**TASK STATEMENT:** Reproduce these lines word for word.

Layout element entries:
----------------

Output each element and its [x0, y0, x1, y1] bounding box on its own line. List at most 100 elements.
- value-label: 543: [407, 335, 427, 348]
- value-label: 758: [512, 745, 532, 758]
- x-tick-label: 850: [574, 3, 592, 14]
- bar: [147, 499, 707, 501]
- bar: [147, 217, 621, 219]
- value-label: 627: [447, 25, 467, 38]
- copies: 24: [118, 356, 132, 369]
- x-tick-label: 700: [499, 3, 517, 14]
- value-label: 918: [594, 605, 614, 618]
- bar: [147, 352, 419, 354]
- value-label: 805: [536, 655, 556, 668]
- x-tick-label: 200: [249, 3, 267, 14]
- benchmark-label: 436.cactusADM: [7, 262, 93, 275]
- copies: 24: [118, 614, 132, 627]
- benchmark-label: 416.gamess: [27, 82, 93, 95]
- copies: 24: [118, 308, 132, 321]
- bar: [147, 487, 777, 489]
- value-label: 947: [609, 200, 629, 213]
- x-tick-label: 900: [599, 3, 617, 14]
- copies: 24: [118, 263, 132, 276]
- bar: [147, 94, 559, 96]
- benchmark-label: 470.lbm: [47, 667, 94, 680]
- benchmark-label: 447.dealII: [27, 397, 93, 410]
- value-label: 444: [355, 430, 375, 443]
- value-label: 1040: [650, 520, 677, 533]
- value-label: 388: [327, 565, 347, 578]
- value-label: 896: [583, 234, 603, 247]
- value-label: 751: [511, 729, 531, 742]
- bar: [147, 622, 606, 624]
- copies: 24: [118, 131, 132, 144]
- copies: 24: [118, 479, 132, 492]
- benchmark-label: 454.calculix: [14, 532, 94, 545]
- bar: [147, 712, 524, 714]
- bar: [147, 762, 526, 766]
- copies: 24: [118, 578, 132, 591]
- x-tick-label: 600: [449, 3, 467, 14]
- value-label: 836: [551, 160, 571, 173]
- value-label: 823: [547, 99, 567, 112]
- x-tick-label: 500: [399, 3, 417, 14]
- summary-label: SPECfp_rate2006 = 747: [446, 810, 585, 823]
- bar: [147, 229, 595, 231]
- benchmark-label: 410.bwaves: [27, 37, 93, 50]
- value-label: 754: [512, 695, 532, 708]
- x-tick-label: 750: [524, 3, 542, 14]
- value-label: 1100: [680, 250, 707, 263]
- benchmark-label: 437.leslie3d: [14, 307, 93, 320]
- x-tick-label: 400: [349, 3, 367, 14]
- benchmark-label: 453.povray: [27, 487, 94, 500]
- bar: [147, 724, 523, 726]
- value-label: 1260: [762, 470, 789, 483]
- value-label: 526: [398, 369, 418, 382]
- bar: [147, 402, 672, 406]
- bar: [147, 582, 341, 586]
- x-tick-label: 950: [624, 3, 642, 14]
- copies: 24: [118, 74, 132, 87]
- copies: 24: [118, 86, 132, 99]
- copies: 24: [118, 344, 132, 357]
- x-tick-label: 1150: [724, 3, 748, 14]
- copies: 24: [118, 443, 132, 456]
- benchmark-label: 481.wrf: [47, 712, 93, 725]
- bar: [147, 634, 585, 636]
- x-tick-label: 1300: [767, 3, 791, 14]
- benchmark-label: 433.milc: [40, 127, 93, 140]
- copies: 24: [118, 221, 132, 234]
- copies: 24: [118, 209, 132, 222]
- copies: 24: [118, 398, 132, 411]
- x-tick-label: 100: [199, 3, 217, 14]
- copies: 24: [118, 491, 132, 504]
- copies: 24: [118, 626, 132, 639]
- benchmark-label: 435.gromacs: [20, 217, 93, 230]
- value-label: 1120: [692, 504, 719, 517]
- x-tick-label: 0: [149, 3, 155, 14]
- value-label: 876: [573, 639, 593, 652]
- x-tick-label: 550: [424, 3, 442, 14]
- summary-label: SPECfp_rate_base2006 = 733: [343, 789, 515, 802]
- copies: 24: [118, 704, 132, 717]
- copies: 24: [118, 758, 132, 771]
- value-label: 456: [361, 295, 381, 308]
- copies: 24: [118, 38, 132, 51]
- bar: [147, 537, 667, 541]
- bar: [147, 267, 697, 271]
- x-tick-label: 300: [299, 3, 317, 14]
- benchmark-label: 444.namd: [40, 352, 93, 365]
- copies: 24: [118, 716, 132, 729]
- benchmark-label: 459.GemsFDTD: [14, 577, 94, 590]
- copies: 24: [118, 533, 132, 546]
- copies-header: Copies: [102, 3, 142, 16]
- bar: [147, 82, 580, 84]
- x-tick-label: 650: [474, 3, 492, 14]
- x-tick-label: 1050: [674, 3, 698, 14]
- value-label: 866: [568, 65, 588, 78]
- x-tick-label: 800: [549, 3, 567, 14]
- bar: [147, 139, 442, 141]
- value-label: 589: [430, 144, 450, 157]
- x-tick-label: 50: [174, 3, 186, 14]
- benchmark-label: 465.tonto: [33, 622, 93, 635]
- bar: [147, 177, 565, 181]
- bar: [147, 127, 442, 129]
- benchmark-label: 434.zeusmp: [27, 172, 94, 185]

----------------

**OUTPUT:**
Output each element and its [x0, y0, x1, y1] bounding box on its own line. List at most 100 elements.
- value-label: 543: [407, 335, 427, 348]
- value-label: 758: [512, 745, 532, 758]
- x-tick-label: 850: [574, 3, 592, 14]
- bar: [147, 499, 707, 501]
- bar: [147, 217, 621, 219]
- value-label: 627: [447, 25, 467, 38]
- copies: 24: [118, 356, 132, 369]
- x-tick-label: 700: [499, 3, 517, 14]
- value-label: 918: [594, 605, 614, 618]
- bar: [147, 352, 419, 354]
- value-label: 805: [536, 655, 556, 668]
- x-tick-label: 200: [249, 3, 267, 14]
- benchmark-label: 436.cactusADM: [7, 262, 93, 275]
- copies: 24: [118, 614, 132, 627]
- benchmark-label: 416.gamess: [27, 82, 93, 95]
- copies: 24: [118, 308, 132, 321]
- bar: [147, 487, 777, 489]
- value-label: 947: [609, 200, 629, 213]
- x-tick-label: 900: [599, 3, 617, 14]
- copies: 24: [118, 263, 132, 276]
- bar: [147, 94, 559, 96]
- benchmark-label: 470.lbm: [47, 667, 94, 680]
- benchmark-label: 447.dealII: [27, 397, 93, 410]
- value-label: 444: [355, 430, 375, 443]
- value-label: 1040: [650, 520, 677, 533]
- value-label: 388: [327, 565, 347, 578]
- value-label: 896: [583, 234, 603, 247]
- value-label: 751: [511, 729, 531, 742]
- bar: [147, 622, 606, 624]
- copies: 24: [118, 131, 132, 144]
- copies: 24: [118, 479, 132, 492]
- benchmark-label: 454.calculix: [14, 532, 94, 545]
- bar: [147, 712, 524, 714]
- bar: [147, 762, 526, 766]
- copies: 24: [118, 578, 132, 591]
- x-tick-label: 600: [449, 3, 467, 14]
- value-label: 836: [551, 160, 571, 173]
- value-label: 823: [547, 99, 567, 112]
- x-tick-label: 500: [399, 3, 417, 14]
- summary-label: SPECfp_rate2006 = 747: [446, 810, 585, 823]
- bar: [147, 229, 595, 231]
- benchmark-label: 410.bwaves: [27, 37, 93, 50]
- value-label: 754: [512, 695, 532, 708]
- x-tick-label: 750: [524, 3, 542, 14]
- value-label: 1100: [680, 250, 707, 263]
- benchmark-label: 437.leslie3d: [14, 307, 93, 320]
- x-tick-label: 400: [349, 3, 367, 14]
- benchmark-label: 453.povray: [27, 487, 94, 500]
- bar: [147, 724, 523, 726]
- value-label: 1260: [762, 470, 789, 483]
- value-label: 526: [398, 369, 418, 382]
- bar: [147, 402, 672, 406]
- bar: [147, 582, 341, 586]
- x-tick-label: 950: [624, 3, 642, 14]
- copies: 24: [118, 74, 132, 87]
- copies: 24: [118, 86, 132, 99]
- copies: 24: [118, 344, 132, 357]
- x-tick-label: 1150: [724, 3, 748, 14]
- copies: 24: [118, 443, 132, 456]
- benchmark-label: 481.wrf: [47, 712, 93, 725]
- bar: [147, 634, 585, 636]
- x-tick-label: 1300: [767, 3, 791, 14]
- benchmark-label: 433.milc: [40, 127, 93, 140]
- copies: 24: [118, 221, 132, 234]
- copies: 24: [118, 209, 132, 222]
- copies: 24: [118, 398, 132, 411]
- x-tick-label: 100: [199, 3, 217, 14]
- copies: 24: [118, 491, 132, 504]
- copies: 24: [118, 626, 132, 639]
- benchmark-label: 435.gromacs: [20, 217, 93, 230]
- value-label: 1120: [692, 504, 719, 517]
- x-tick-label: 0: [149, 3, 155, 14]
- value-label: 876: [573, 639, 593, 652]
- x-tick-label: 550: [424, 3, 442, 14]
- summary-label: SPECfp_rate_base2006 = 733: [343, 789, 515, 802]
- copies: 24: [118, 704, 132, 717]
- copies: 24: [118, 758, 132, 771]
- value-label: 456: [361, 295, 381, 308]
- copies: 24: [118, 38, 132, 51]
- bar: [147, 537, 667, 541]
- bar: [147, 267, 697, 271]
- x-tick-label: 300: [299, 3, 317, 14]
- benchmark-label: 444.namd: [40, 352, 93, 365]
- copies: 24: [118, 716, 132, 729]
- benchmark-label: 459.GemsFDTD: [14, 577, 94, 590]
- copies: 24: [118, 533, 132, 546]
- copies-header: Copies: [102, 3, 142, 16]
- bar: [147, 82, 580, 84]
- x-tick-label: 650: [474, 3, 492, 14]
- x-tick-label: 1050: [674, 3, 698, 14]
- value-label: 866: [568, 65, 588, 78]
- x-tick-label: 800: [549, 3, 567, 14]
- bar: [147, 139, 442, 141]
- value-label: 589: [430, 144, 450, 157]
- x-tick-label: 50: [174, 3, 186, 14]
- benchmark-label: 465.tonto: [33, 622, 93, 635]
- bar: [147, 177, 565, 181]
- bar: [147, 127, 442, 129]
- benchmark-label: 434.zeusmp: [27, 172, 94, 185]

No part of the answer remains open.